> **DATASET ENTRIES**
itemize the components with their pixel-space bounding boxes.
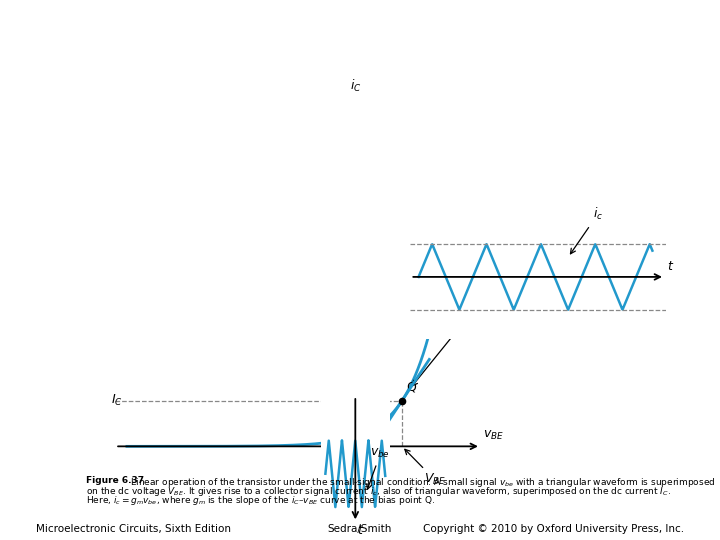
Text: Slope = $g_m$: Slope = $g_m$ <box>413 303 508 386</box>
Text: $i_c$: $i_c$ <box>570 206 603 254</box>
Text: $V_{BE}$: $V_{BE}$ <box>405 449 446 488</box>
Text: $v_{be}$: $v_{be}$ <box>366 448 390 489</box>
Text: Copyright © 2010 by Oxford University Press, Inc.: Copyright © 2010 by Oxford University Pr… <box>423 523 684 534</box>
Text: on the dc voltage $V_{BE}$. It gives rise to a collector signal current $i_c$, a: on the dc voltage $V_{BE}$. It gives ris… <box>86 485 671 498</box>
Text: Sedra/Smith: Sedra/Smith <box>328 523 392 534</box>
Text: Here, $i_c = g_m v_{be}$, where $g_m$ is the slope of the $i_C$–$v_{BE}$ curve a: Here, $i_c = g_m v_{be}$, where $g_m$ is… <box>86 494 436 507</box>
Text: Linear operation of the transistor under the small-signal condition: A small sig: Linear operation of the transistor under… <box>125 476 715 489</box>
Text: $i_C$: $i_C$ <box>350 78 361 94</box>
Text: $v_{BE}$: $v_{BE}$ <box>483 429 504 442</box>
Text: Microelectronic Circuits, Sixth Edition: Microelectronic Circuits, Sixth Edition <box>36 523 231 534</box>
Text: $t$: $t$ <box>667 260 674 273</box>
Text: $t$: $t$ <box>356 524 364 537</box>
Text: $I_C$: $I_C$ <box>112 393 123 408</box>
Text: Figure 6.37: Figure 6.37 <box>86 476 145 485</box>
Text: Q: Q <box>406 381 415 394</box>
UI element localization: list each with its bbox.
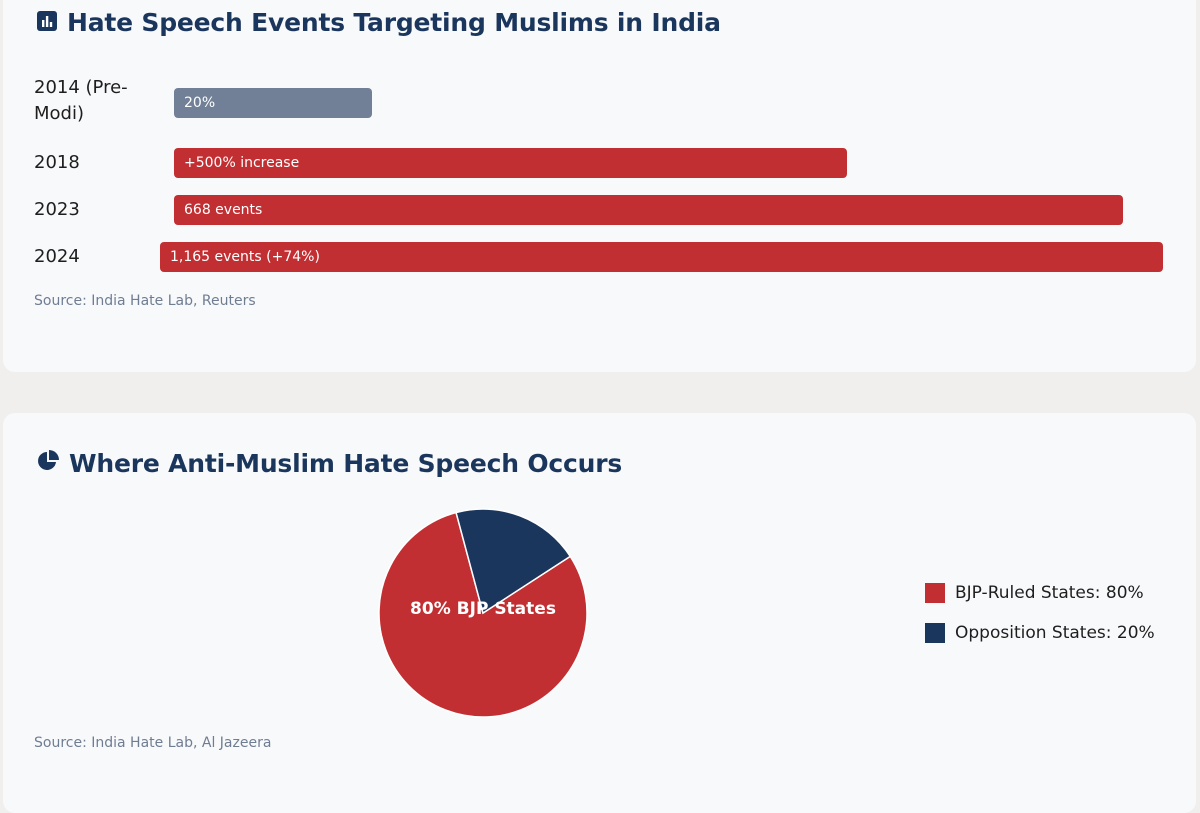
bar-category-label: 2018 [34, 152, 80, 173]
legend-swatch-opposition [925, 623, 945, 643]
bar-category-label: 2023 [34, 199, 80, 220]
bar-value-label: 668 events [184, 202, 263, 218]
bar-2018: +500% increase [174, 148, 847, 178]
legend-label: Opposition States: 20% [955, 623, 1155, 643]
pie-chart-title-text: Where Anti-Muslim Hate Speech Occurs [69, 449, 623, 478]
pie-chart [378, 508, 588, 718]
bar-2023: 668 events [174, 195, 1123, 225]
bar-value-label: 20% [184, 95, 216, 111]
bar-chart-icon [37, 8, 57, 37]
pie-chart-source: Source: India Hate Lab, Al Jazeera [34, 735, 272, 751]
pie-chart-title: Where Anti-Muslim Hate Speech Occurs [37, 449, 622, 478]
bar-chart-source: Source: India Hate Lab, Reuters [34, 293, 256, 309]
bar-chart-title-text: Hate Speech Events Targeting Muslims in … [67, 8, 721, 37]
legend-label: BJP-Ruled States: 80% [955, 583, 1144, 603]
legend-item-bjp: BJP-Ruled States: 80% [925, 581, 1155, 605]
pie-chart-card: Where Anti-Muslim Hate Speech Occurs 80%… [3, 413, 1196, 813]
pie-chart-icon [37, 449, 59, 478]
pie-center-label: 80% BJP States [410, 599, 556, 619]
bar-category-label: 2024 [34, 246, 80, 267]
bar-value-label: 1,165 events (+74%) [170, 249, 320, 265]
pie-slice-opposition-states [455, 508, 572, 615]
legend-item-opposition: Opposition States: 20% [925, 621, 1155, 645]
bar-value-label: +500% increase [184, 155, 300, 171]
pie-legend: BJP-Ruled States: 80% Opposition States:… [925, 581, 1155, 661]
bar-chart-card: Hate Speech Events Targeting Muslims in … [3, 0, 1196, 372]
bar-category-label: 2014 (Pre-Modi) [34, 77, 128, 124]
pie-slice-bjp-ruled-states [378, 511, 588, 718]
legend-swatch-bjp [925, 583, 945, 603]
bar-2014: 20% [174, 88, 372, 118]
bar-2024: 1,165 events (+74%) [160, 242, 1163, 272]
bar-chart-title: Hate Speech Events Targeting Muslims in … [37, 8, 721, 37]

> **GIVEN EXERCISE**
Update both entries by replacing "India Hate Lab" with "IHL" and leaving every other line unchanged, and omit the pictures from your answer.

> **FULL OUTPUT**
itemize the components with their pixel-space bounding boxes.
Text: Slope = $g_m$: Slope = $g_m$ <box>413 303 508 386</box>
Text: $i_c$: $i_c$ <box>570 206 603 254</box>
Text: $V_{BE}$: $V_{BE}$ <box>405 449 446 488</box>
Text: $v_{be}$: $v_{be}$ <box>366 448 390 489</box>
Text: Copyright © 2010 by Oxford University Press, Inc.: Copyright © 2010 by Oxford University Pr… <box>423 523 684 534</box>
Text: on the dc voltage $V_{BE}$. It gives rise to a collector signal current $i_c$, a: on the dc voltage $V_{BE}$. It gives ris… <box>86 485 671 498</box>
Text: Sedra/Smith: Sedra/Smith <box>328 523 392 534</box>
Text: Here, $i_c = g_m v_{be}$, where $g_m$ is the slope of the $i_C$–$v_{BE}$ curve a: Here, $i_c = g_m v_{be}$, where $g_m$ is… <box>86 494 436 507</box>
Text: Linear operation of the transistor under the small-signal condition: A small sig: Linear operation of the transistor under… <box>125 476 715 489</box>
Text: $i_C$: $i_C$ <box>350 78 361 94</box>
Text: $v_{BE}$: $v_{BE}$ <box>483 429 504 442</box>
Text: Microelectronic Circuits, Sixth Edition: Microelectronic Circuits, Sixth Edition <box>36 523 231 534</box>
Text: $t$: $t$ <box>667 260 674 273</box>
Text: $t$: $t$ <box>356 524 364 537</box>
Text: $I_C$: $I_C$ <box>112 393 123 408</box>
Text: Figure 6.37: Figure 6.37 <box>86 476 145 485</box>
Text: Q: Q <box>406 381 415 394</box>
UI element localization: list each with its bbox.
bar-category-label: 2018 [34, 152, 80, 173]
legend-swatch-opposition [925, 623, 945, 643]
bar-category-label: 2023 [34, 199, 80, 220]
bar-value-label: 668 events [184, 202, 263, 218]
bar-2018: +500% increase [174, 148, 847, 178]
legend-label: Opposition States: 20% [955, 623, 1155, 643]
pie-chart-title-text: Where Anti-Muslim Hate Speech Occurs [69, 449, 623, 478]
pie-chart [378, 508, 588, 718]
bar-2023: 668 events [174, 195, 1123, 225]
bar-value-label: 20% [184, 95, 216, 111]
bar-chart-icon [37, 8, 57, 37]
pie-chart-source: Source: IHL, Al Jazeera [34, 735, 272, 751]
pie-chart-title: Where Anti-Muslim Hate Speech Occurs [37, 449, 622, 478]
bar-chart-source: Source: IHL, Reuters [34, 293, 256, 309]
bar-chart-title-text: Hate Speech Events Targeting Muslims in … [67, 8, 721, 37]
legend-label: BJP-Ruled States: 80% [955, 583, 1144, 603]
legend-item-bjp: BJP-Ruled States: 80% [925, 581, 1155, 605]
pie-chart-card: Where Anti-Muslim Hate Speech Occurs 80%… [3, 413, 1196, 813]
pie-chart-icon [37, 449, 59, 478]
pie-center-label: 80% BJP States [410, 599, 556, 619]
bar-category-label: 2024 [34, 246, 80, 267]
bar-value-label: 1,165 events (+74%) [170, 249, 320, 265]
pie-slice-opposition-states [455, 508, 572, 615]
legend-item-opposition: Opposition States: 20% [925, 621, 1155, 645]
bar-value-label: +500% increase [184, 155, 300, 171]
pie-legend: BJP-Ruled States: 80% Opposition States:… [925, 581, 1155, 661]
bar-chart-card: Hate Speech Events Targeting Muslims in … [3, 0, 1196, 372]
bar-category-label: 2014 (Pre-Modi) [34, 77, 128, 124]
pie-slice-bjp-ruled-states [378, 511, 588, 718]
legend-swatch-bjp [925, 583, 945, 603]
bar-2014: 20% [174, 88, 372, 118]
bar-2024: 1,165 events (+74%) [160, 242, 1163, 272]
bar-chart-title: Hate Speech Events Targeting Muslims in … [37, 8, 721, 37]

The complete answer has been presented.